(Extracted data entries)
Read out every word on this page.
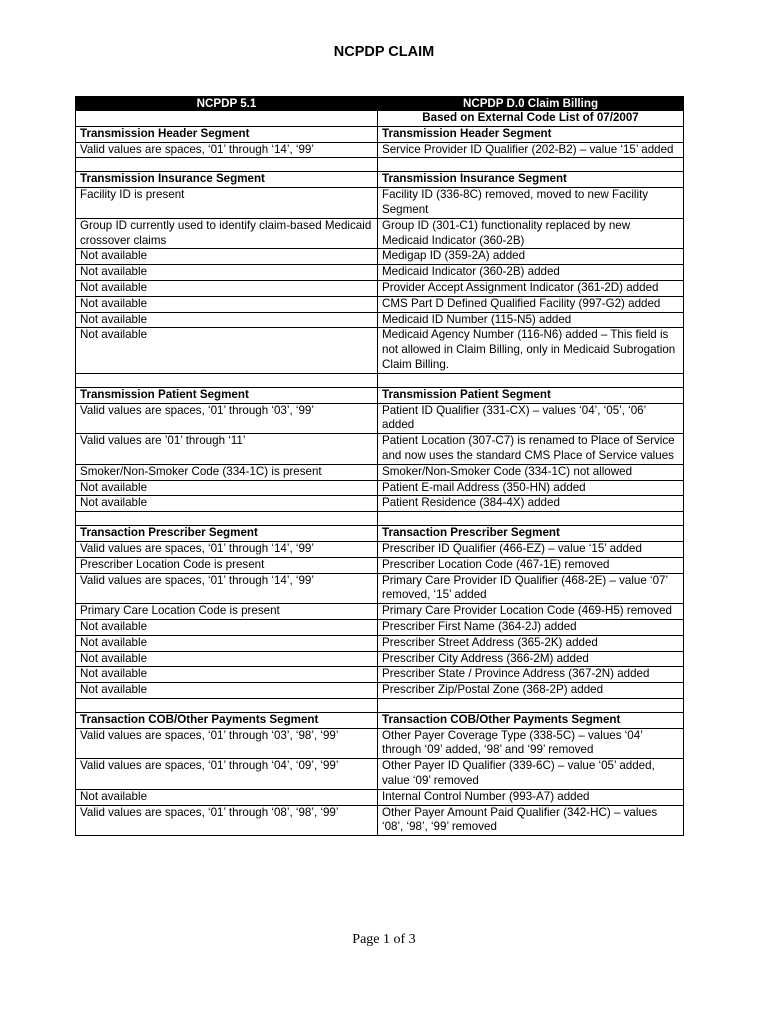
NCPDP CLAIM
NCPDP 5.1	NCPDP D.0 Claim Billing
	Based on External Code List of 07/2007
Transmission Header Segment	Transmission Header Segment
Valid values are spaces, ‘01’ through ‘14’, ‘99’	Service Provider ID Qualifier (202-B2) – value ‘15’ added

Transmission Insurance Segment	Transmission Insurance Segment
Facility ID is present	Facility ID (336-8C) removed, moved to new Facility Segment
Group ID currently used to identify claim-based Medicaid crossover claims	Group ID (301-C1) functionality replaced by new Medicaid Indicator (360-2B)
Not available	Medigap ID (359-2A) added
Not available	Medicaid Indicator (360-2B) added
Not available	Provider Accept Assignment Indicator (361-2D) added
Not available	CMS Part D Defined Qualified Facility (997-G2) added
Not available	Medicaid ID Number (115-N5) added
Not available	Medicaid Agency Number (116-N6) added – This field is not allowed in Claim Billing, only in Medicaid Subrogation Claim Billing.

Transmission Patient Segment	Transmission Patient Segment
Valid values are spaces, ‘01’ through ‘03’, ‘99’	Patient ID Qualifier (331-CX) – values ‘04’, ‘05’, ‘06’ added
Valid values are ’01’ through ‘11’	Patient Location (307-C7) is renamed to Place of Service and now uses the standard CMS Place of Service values
Smoker/Non-Smoker Code (334-1C) is present	Smoker/Non-Smoker Code (334-1C) not allowed
Not available	Patient E-mail Address (350-HN) added
Not available	Patient Residence (384-4X) added

Transaction Prescriber Segment	Transaction Prescriber Segment
Valid values are spaces, ‘01’ through ‘14’, ‘99’	Prescriber ID Qualifier (466-EZ) – value ‘15’ added
Prescriber Location Code is present	Prescriber Location Code (467-1E) removed
Valid values are spaces, ‘01’ through ‘14’, ‘99’	Primary Care Provider ID Qualifier (468-2E) – value ‘07’ removed, ‘15’ added
Primary Care Location Code is present	Primary Care Provider Location Code (469-H5) removed
Not available	Prescriber First Name (364-2J) added
Not available	Prescriber Street Address (365-2K) added
Not available	Prescriber City Address (366-2M) added
Not available	Prescriber State / Province Address (367-2N) added
Not available	Prescriber Zip/Postal Zone (368-2P) added

Transaction COB/Other Payments Segment	Transaction COB/Other Payments Segment
Valid values are spaces, ‘01’ through ‘03’, ‘98’, ‘99’	Other Payer Coverage Type (338-5C) – values ‘04’ through ‘09’ added, ‘98’ and ‘99’ removed
Valid values are spaces, ‘01’ through ‘04’, ‘09’, ‘99’	Other Payer ID Qualifier (339-6C) – value ‘05’ added, value ‘09’ removed
Not available	Internal Control Number (993-A7) added
Valid values are spaces, ‘01’ through ‘08’, ‘98’, ‘99’	Other Payer Amount Paid Qualifier (342-HC) – values ‘08’, ‘98’, ‘99’ removed
Page 1 of 3
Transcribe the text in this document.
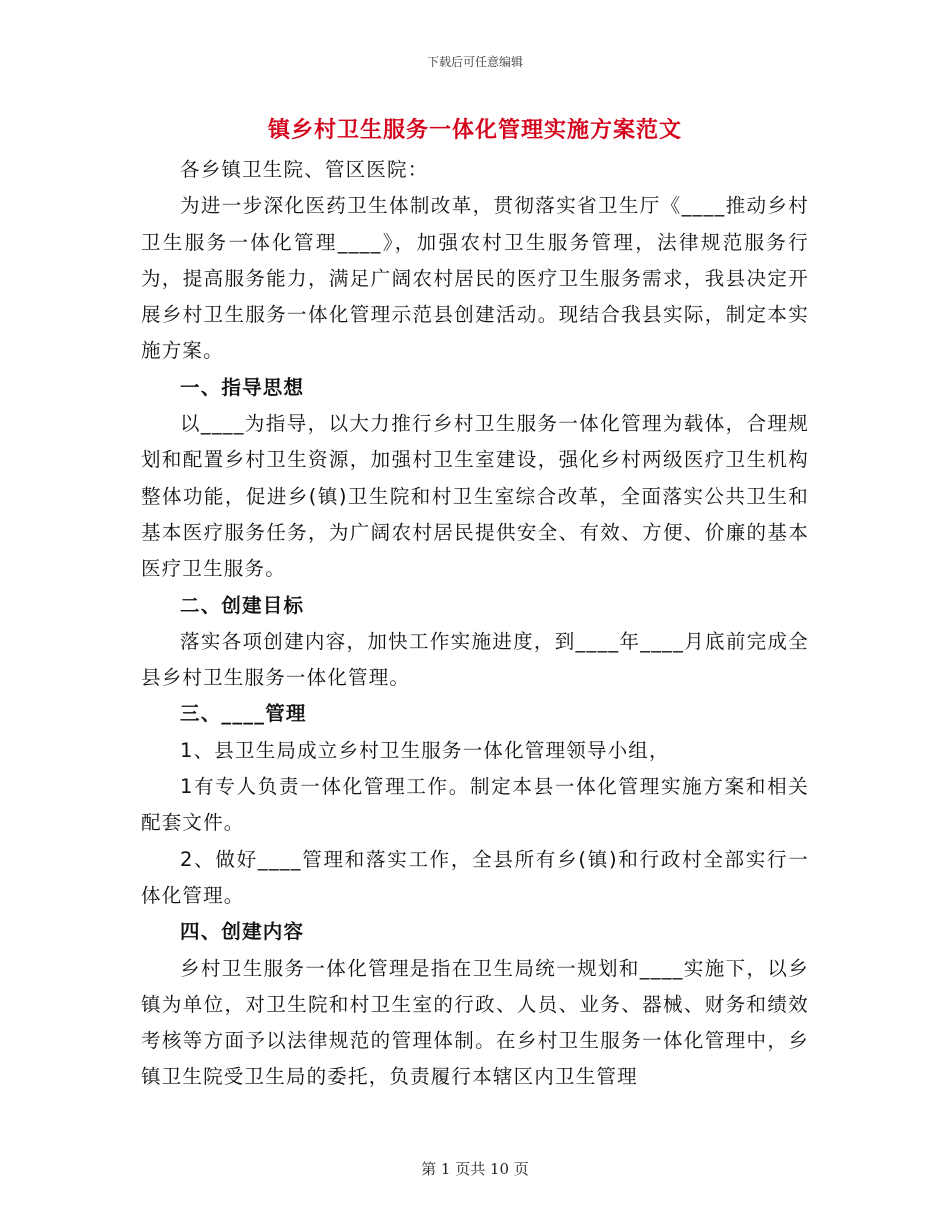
下载后可任意编辑
镇乡村卫生服务一体化管理实施方案范文

各乡镇卫生院、管区医院：

为进一步深化医药卫生体制改革，贯彻落实省卫生厅《____推动乡村卫生服务一体化管理____》，加强农村卫生服务管理，法律规范服务行为，提高服务能力，满足广阔农村居民的医疗卫生服务需求，我县决定开展乡村卫生服务一体化管理示范县创建活动。现结合我县实际，制定本实施方案。

一、指导思想

以____为指导，以大力推行乡村卫生服务一体化管理为载体，合理规划和配置乡村卫生资源，加强村卫生室建设，强化乡村两级医疗卫生机构整体功能，促进乡(镇)卫生院和村卫生室综合改革，全面落实公共卫生和基本医疗服务任务，为广阔农村居民提供安全、有效、方便、价廉的基本医疗卫生服务。

二、创建目标

落实各项创建内容，加快工作实施进度，到____年____月底前完成全县乡村卫生服务一体化管理。

三、____管理

1、县卫生局成立乡村卫生服务一体化管理领导小组，

1有专人负责一体化管理工作。制定本县一体化管理实施方案和相关配套文件。

2、做好____管理和落实工作，全县所有乡(镇)和行政村全部实行一体化管理。

四、创建内容

乡村卫生服务一体化管理是指在卫生局统一规划和____实施下，以乡镇为单位，对卫生院和村卫生室的行政、人员、业务、器械、财务和绩效考核等方面予以法律规范的管理体制。在乡村卫生服务一体化管理中，乡镇卫生院受卫生局的委托，负责履行本辖区内卫生管理

第 1 页共 10 页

◆ WHAT THIS TASK INVOLVES ◆
Output the entries above exactly. Drop the pictures.

◆ ANSWER ◆
Read out every word on this page.
NCPDP CLAIM
NCPDP 5.1	NCPDP D.0 Claim Billing
	Based on External Code List of 07/2007
Transmission Header Segment	Transmission Header Segment
Valid values are spaces, ‘01’ through ‘14’, ‘99’	Service Provider ID Qualifier (202-B2) – value ‘15’ added

Transmission Insurance Segment	Transmission Insurance Segment
Facility ID is present	Facility ID (336-8C) removed, moved to new Facility Segment
Group ID currently used to identify claim-based Medicaid crossover claims	Group ID (301-C1) functionality replaced by new Medicaid Indicator (360-2B)
Not available	Medigap ID (359-2A) added
Not available	Medicaid Indicator (360-2B) added
Not available	Provider Accept Assignment Indicator (361-2D) added
Not available	CMS Part D Defined Qualified Facility (997-G2) added
Not available	Medicaid ID Number (115-N5) added
Not available	Medicaid Agency Number (116-N6) added – This field is not allowed in Claim Billing, only in Medicaid Subrogation Claim Billing.

Transmission Patient Segment	Transmission Patient Segment
Valid values are spaces, ‘01’ through ‘03’, ‘99’	Patient ID Qualifier (331-CX) – values ‘04’, ‘05’, ‘06’ added
Valid values are ’01’ through ‘11’	Patient Location (307-C7) is renamed to Place of Service and now uses the standard CMS Place of Service values
Smoker/Non-Smoker Code (334-1C) is present	Smoker/Non-Smoker Code (334-1C) not allowed
Not available	Patient E-mail Address (350-HN) added
Not available	Patient Residence (384-4X) added

Transaction Prescriber Segment	Transaction Prescriber Segment
Valid values are spaces, ‘01’ through ‘14’, ‘99’	Prescriber ID Qualifier (466-EZ) – value ‘15’ added
Prescriber Location Code is present	Prescriber Location Code (467-1E) removed
Valid values are spaces, ‘01’ through ‘14’, ‘99’	Primary Care Provider ID Qualifier (468-2E) – value ‘07’ removed, ‘15’ added
Primary Care Location Code is present	Primary Care Provider Location Code (469-H5) removed
Not available	Prescriber First Name (364-2J) added
Not available	Prescriber Street Address (365-2K) added
Not available	Prescriber City Address (366-2M) added
Not available	Prescriber State / Province Address (367-2N) added
Not available	Prescriber Zip/Postal Zone (368-2P) added

Transaction COB/Other Payments Segment	Transaction COB/Other Payments Segment
Valid values are spaces, ‘01’ through ‘03’, ‘98’, ‘99’	Other Payer Coverage Type (338-5C) – values ‘04’ through ‘09’ added, ‘98’ and ‘99’ removed
Valid values are spaces, ‘01’ through ‘04’, ‘09’, ‘99’	Other Payer ID Qualifier (339-6C) – value ‘05’ added, value ‘09’ removed
Not available	Internal Control Number (993-A7) added
Valid values are spaces, ‘01’ through ‘08’, ‘98’, ‘99’	Other Payer Amount Paid Qualifier (342-HC) – values ‘08’, ‘98’, ‘99’ removed
Page 1 of 3
Transcribe the text in this document.
下载后可任意编辑
镇乡村卫生服务一体化管理实施方案范文

各乡镇卫生院、管区医院：

为进一步深化医药卫生体制改革，贯彻落实省卫生厅《____推动乡村卫生服务一体化管理____》，加强农村卫生服务管理，法律规范服务行为，提高服务能力，满足广阔农村居民的医疗卫生服务需求，我县决定开展乡村卫生服务一体化管理示范县创建活动。现结合我县实际，制定本实施方案。

一、指导思想

以____为指导，以大力推行乡村卫生服务一体化管理为载体，合理规划和配置乡村卫生资源，加强村卫生室建设，强化乡村两级医疗卫生机构整体功能，促进乡(镇)卫生院和村卫生室综合改革，全面落实公共卫生和基本医疗服务任务，为广阔农村居民提供安全、有效、方便、价廉的基本医疗卫生服务。

二、创建目标

落实各项创建内容，加快工作实施进度，到____年____月底前完成全县乡村卫生服务一体化管理。

三、____管理

1、县卫生局成立乡村卫生服务一体化管理领导小组，

1有专人负责一体化管理工作。制定本县一体化管理实施方案和相关配套文件。

2、做好____管理和落实工作，全县所有乡(镇)和行政村全部实行一体化管理。

四、创建内容

乡村卫生服务一体化管理是指在卫生局统一规划和____实施下，以乡镇为单位，对卫生院和村卫生室的行政、人员、业务、器械、财务和绩效考核等方面予以法律规范的管理体制。在乡村卫生服务一体化管理中，乡镇卫生院受卫生局的委托，负责履行本辖区内卫生管理

第 1 页共 10 页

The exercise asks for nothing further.